*Material to process:*
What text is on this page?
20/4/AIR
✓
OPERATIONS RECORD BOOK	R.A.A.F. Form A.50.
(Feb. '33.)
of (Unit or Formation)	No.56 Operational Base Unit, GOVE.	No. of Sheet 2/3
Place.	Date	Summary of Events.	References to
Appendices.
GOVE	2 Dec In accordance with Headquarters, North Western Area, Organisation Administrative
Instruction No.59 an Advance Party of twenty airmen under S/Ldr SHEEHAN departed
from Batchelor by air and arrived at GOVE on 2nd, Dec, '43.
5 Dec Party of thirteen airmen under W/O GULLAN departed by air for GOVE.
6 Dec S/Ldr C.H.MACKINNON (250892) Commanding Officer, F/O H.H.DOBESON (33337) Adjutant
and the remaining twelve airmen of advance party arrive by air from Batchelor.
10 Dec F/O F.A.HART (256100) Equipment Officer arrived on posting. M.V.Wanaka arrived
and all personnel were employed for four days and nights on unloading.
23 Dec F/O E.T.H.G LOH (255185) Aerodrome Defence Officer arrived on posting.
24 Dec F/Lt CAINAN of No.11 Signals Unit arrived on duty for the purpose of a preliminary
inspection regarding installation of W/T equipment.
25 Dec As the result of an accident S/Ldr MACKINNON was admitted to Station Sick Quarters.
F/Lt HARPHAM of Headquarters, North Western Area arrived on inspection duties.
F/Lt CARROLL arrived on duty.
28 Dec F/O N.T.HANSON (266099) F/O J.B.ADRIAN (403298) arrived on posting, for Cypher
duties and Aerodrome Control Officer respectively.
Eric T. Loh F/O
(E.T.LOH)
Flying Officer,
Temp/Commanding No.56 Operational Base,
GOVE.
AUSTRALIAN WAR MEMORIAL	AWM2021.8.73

*Exercise requirements:*
Identify the lines above with the word "posting". Copy them.

*Worked solution:*
10 Dec F/O F.A.HART (256100) Equipment Officer arrived on posting. M.V.Wanaka arrived
23 Dec F/O E.T.H.G LOH (255185) Aerodrome Defence Officer arrived on posting.
28 Dec F/O N.T.HANSON (266099) F/O J.B.ADRIAN (403298) arrived on posting, for Cypher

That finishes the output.